__Records provided__.
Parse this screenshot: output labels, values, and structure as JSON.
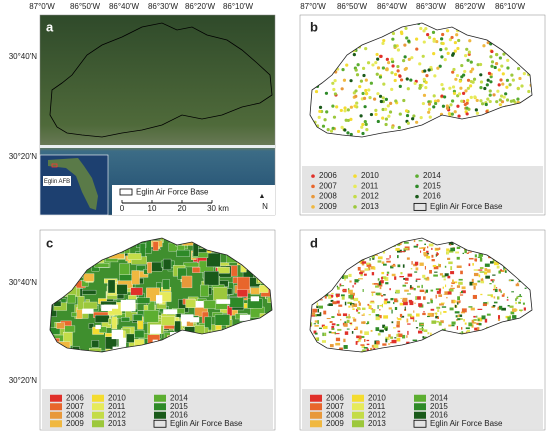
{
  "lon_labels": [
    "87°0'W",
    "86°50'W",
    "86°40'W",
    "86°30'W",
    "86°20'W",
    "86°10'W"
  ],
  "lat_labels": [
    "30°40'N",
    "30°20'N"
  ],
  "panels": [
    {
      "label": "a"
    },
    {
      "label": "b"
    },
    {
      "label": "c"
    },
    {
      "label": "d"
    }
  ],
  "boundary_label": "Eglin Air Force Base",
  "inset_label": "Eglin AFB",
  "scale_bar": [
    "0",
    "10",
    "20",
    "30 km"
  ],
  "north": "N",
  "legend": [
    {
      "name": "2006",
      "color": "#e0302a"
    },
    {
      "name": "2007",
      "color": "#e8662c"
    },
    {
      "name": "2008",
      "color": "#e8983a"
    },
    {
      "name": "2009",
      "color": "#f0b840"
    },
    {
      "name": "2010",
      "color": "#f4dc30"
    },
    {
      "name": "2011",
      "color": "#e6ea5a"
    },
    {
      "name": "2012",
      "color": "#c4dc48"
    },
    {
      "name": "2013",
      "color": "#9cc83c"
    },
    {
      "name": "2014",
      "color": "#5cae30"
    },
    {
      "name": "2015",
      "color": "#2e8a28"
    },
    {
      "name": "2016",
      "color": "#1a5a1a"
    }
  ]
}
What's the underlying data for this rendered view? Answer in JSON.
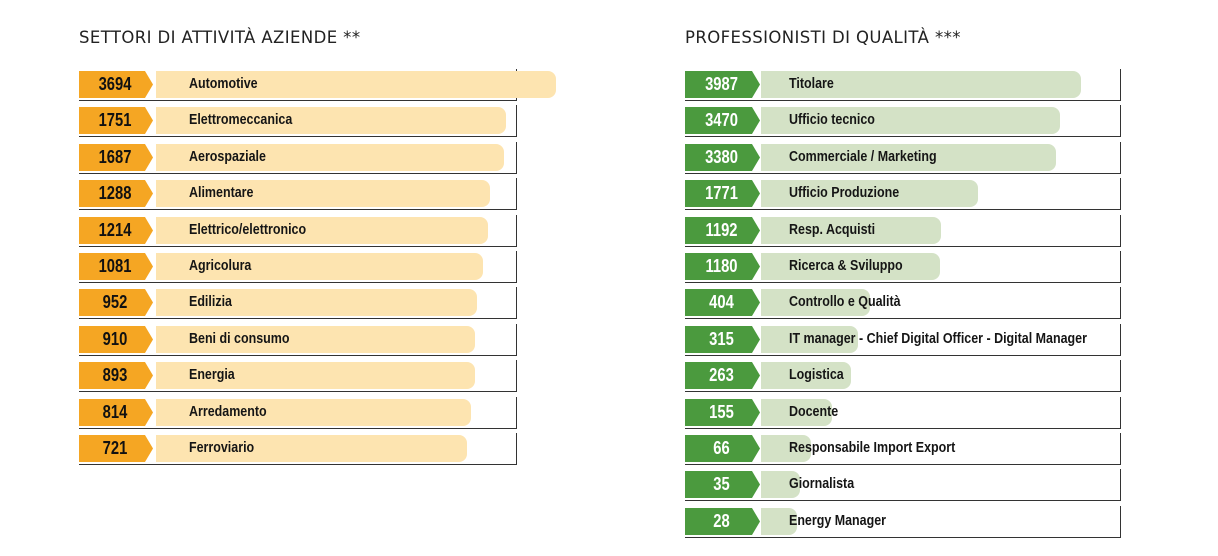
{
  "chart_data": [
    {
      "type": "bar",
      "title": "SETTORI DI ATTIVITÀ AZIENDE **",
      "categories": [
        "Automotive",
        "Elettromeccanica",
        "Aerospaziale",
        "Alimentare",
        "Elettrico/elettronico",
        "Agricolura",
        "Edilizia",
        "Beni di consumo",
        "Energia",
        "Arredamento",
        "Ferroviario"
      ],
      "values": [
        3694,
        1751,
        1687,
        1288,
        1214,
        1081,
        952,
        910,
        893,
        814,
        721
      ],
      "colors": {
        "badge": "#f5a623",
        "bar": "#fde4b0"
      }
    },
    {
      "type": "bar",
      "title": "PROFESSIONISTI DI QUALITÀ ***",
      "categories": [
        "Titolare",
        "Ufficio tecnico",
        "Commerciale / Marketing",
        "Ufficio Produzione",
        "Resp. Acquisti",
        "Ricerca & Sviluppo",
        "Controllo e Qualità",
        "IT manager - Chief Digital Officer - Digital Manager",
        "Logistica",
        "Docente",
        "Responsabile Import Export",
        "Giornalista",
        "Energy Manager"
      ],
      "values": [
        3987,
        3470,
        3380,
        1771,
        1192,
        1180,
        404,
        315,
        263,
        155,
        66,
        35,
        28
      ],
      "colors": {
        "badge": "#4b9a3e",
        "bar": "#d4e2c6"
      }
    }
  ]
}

__Work to be completed__. Extract, from the material above, each line holding the word "Eglin".

__Answer to this task__.
  "boundary_label": "Eglin Air Force Base",
  "inset_label": "Eglin AFB",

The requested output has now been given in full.